Scan the data beneath this task and copy each line that includes "glycemic".

* Exercise input *
----

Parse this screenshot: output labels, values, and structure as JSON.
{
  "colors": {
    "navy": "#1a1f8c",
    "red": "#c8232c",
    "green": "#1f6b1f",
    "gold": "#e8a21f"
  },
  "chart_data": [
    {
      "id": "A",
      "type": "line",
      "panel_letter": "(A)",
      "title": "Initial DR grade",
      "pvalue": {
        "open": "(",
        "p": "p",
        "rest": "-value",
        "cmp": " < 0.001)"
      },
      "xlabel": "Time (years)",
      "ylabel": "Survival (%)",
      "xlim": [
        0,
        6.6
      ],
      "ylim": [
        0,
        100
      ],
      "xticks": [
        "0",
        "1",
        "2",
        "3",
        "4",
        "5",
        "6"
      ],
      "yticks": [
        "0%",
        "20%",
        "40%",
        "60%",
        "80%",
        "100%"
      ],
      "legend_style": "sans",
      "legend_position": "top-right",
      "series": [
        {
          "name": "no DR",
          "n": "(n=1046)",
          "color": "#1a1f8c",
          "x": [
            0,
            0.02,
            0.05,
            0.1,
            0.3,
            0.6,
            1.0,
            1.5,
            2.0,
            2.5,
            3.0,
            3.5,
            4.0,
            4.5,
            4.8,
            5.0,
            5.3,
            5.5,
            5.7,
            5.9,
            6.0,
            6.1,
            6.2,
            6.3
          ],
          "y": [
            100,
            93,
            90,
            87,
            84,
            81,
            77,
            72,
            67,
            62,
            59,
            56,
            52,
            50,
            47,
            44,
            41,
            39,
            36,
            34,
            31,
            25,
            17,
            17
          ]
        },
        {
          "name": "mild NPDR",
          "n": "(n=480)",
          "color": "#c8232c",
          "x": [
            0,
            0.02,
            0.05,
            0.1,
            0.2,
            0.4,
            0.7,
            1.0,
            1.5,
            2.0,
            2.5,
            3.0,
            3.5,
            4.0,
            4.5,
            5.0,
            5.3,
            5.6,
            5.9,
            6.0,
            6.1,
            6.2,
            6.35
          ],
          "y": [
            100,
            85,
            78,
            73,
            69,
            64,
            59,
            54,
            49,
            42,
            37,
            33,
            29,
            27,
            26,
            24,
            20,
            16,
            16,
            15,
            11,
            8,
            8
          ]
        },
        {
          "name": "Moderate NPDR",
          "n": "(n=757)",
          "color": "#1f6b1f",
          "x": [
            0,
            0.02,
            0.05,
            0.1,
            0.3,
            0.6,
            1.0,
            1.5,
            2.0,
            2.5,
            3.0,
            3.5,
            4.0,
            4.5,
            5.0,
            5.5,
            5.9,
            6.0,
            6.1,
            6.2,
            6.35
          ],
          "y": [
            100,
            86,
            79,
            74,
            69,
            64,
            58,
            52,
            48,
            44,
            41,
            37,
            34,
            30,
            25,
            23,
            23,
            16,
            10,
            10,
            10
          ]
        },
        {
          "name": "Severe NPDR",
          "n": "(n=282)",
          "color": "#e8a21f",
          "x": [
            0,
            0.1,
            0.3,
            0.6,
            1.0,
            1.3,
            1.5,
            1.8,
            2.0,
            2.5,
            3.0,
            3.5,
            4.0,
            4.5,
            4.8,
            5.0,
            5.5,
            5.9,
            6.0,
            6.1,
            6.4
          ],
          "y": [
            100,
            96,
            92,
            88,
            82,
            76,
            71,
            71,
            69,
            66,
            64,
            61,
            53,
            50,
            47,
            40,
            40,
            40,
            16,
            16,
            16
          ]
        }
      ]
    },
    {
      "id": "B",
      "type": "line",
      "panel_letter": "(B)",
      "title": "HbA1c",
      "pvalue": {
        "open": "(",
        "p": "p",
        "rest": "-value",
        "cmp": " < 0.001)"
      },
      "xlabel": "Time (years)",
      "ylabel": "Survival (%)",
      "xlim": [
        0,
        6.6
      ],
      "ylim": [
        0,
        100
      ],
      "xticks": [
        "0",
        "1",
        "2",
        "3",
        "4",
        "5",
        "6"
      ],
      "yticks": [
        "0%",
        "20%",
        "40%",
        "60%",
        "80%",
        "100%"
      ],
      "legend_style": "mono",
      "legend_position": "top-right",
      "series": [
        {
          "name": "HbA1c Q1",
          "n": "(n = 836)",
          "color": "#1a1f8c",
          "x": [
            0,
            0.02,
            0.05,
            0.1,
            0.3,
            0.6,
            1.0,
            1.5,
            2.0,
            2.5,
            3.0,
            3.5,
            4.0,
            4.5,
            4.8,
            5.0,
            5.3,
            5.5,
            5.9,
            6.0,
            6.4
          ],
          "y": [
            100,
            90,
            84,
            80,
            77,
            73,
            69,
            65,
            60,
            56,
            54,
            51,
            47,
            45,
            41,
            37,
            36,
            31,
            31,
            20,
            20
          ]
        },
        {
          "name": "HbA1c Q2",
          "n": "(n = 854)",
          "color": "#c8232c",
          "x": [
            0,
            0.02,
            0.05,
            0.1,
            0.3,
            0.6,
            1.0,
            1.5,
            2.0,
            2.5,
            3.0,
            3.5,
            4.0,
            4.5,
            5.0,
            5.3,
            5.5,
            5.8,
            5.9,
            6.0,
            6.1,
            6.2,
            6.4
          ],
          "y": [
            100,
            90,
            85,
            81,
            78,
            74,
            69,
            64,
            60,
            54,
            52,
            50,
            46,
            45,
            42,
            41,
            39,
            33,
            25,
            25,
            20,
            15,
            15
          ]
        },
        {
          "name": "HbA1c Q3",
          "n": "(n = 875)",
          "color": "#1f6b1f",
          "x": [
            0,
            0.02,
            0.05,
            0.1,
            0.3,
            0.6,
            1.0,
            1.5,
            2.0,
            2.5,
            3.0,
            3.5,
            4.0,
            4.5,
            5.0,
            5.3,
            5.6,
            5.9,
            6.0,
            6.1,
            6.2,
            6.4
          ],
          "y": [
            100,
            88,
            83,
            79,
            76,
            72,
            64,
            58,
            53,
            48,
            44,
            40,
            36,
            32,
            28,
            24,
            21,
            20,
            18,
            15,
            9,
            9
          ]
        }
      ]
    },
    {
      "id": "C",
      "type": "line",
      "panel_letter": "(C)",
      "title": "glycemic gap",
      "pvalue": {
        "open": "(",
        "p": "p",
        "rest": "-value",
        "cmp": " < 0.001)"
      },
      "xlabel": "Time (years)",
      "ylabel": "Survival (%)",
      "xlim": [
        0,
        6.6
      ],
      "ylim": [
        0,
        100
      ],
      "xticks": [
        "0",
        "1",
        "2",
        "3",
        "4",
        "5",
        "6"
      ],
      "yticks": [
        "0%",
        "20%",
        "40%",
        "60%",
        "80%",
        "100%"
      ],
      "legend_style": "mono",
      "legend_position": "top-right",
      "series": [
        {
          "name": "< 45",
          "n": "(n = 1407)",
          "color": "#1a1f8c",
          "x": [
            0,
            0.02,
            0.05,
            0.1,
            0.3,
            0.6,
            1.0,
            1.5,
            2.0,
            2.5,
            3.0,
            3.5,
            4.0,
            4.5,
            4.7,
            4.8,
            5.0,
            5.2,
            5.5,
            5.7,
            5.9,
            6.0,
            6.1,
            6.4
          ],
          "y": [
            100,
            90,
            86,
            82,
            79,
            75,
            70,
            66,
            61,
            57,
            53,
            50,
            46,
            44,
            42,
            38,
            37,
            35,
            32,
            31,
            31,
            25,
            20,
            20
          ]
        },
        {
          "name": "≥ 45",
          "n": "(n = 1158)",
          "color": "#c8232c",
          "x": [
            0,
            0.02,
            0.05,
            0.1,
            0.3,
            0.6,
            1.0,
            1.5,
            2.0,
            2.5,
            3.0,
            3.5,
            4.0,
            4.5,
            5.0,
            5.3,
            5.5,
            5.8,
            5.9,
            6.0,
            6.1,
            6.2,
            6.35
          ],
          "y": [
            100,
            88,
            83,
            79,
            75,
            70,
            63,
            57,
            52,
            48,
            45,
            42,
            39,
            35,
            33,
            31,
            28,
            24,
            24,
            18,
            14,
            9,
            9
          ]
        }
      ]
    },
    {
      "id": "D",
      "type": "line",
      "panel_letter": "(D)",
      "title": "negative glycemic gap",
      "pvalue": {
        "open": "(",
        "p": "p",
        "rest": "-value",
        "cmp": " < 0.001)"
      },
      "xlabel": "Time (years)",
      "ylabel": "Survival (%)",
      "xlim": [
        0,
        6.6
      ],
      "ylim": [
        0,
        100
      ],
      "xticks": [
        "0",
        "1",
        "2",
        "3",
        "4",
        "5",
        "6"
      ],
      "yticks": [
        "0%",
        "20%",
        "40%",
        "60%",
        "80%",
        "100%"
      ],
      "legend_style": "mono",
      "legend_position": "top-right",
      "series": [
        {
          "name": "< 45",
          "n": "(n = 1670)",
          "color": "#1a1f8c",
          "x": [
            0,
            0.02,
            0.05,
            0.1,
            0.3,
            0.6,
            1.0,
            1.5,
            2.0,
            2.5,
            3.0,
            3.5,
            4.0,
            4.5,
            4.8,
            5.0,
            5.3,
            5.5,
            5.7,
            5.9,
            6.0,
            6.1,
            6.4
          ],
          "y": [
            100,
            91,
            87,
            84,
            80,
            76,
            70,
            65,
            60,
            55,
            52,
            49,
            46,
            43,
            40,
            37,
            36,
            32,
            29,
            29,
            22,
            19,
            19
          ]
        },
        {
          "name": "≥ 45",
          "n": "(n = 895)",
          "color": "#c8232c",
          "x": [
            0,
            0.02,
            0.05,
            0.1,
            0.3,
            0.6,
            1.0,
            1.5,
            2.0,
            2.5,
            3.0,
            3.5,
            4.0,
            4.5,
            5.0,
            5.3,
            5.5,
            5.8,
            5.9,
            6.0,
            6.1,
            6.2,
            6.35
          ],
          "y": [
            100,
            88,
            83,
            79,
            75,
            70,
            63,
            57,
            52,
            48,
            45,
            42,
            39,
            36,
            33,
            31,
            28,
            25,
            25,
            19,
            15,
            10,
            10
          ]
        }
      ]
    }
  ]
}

----

* Response *
      "title": "glycemic gap",
      "title": "negative glycemic gap",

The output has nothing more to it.